* **Provided records**

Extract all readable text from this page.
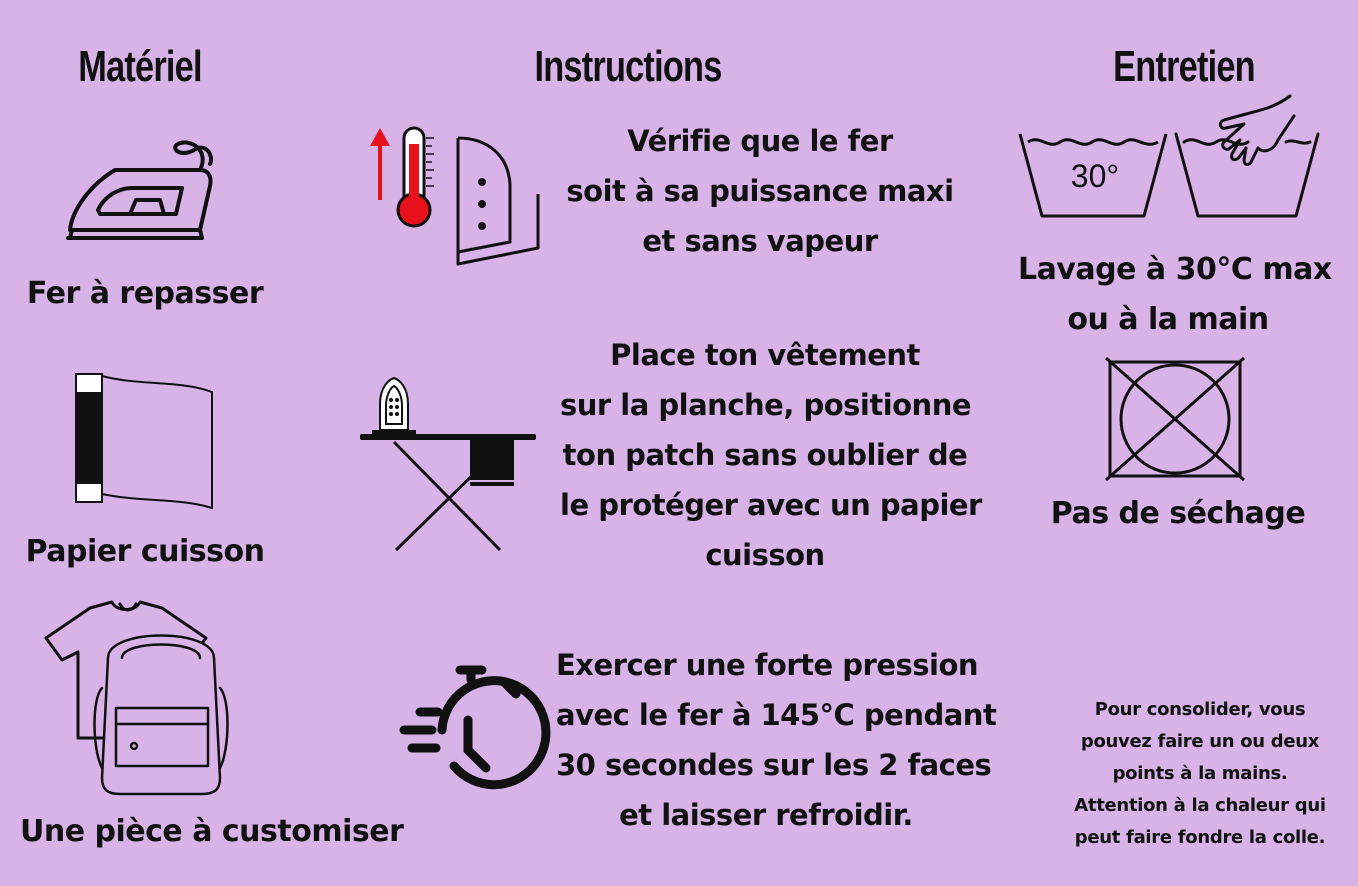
Matériel	Instructions	Entretien
Fer à repasser
Papier cuisson
Une pièce à customiser
Vérifie que le fer
soit à sa puissance maxi
et sans vapeur
Place ton vêtement
sur la planche, positionne
ton patch sans oublier de
le protéger avec un papier
cuisson
Exercer une forte pression
avec le fer à 145°C pendant
30 secondes sur les 2 faces
et laisser refroidir.
30°
Lavage à 30°C max
ou à la main
Pas de séchage
Pour consolider, vous
pouvez faire un ou deux
points à la mains.
Attention à la chaleur qui
peut faire fondre la colle.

* **Set exercise**
Omit every image. Quote each record exactly.

* **The answer**
Extract all readable text from this page.
Matériel	Instructions	Entretien
Fer à repasser
Papier cuisson
Une pièce à customiser
Vérifie que le fer
soit à sa puissance maxi
et sans vapeur
Place ton vêtement
sur la planche, positionne
ton patch sans oublier de
le protéger avec un papier
cuisson
Exercer une forte pression
avec le fer à 145°C pendant
30 secondes sur les 2 faces
et laisser refroidir.
30°
Lavage à 30°C max
ou à la main
Pas de séchage
Pour consolider, vous
pouvez faire un ou deux
points à la mains.
Attention à la chaleur qui
peut faire fondre la colle.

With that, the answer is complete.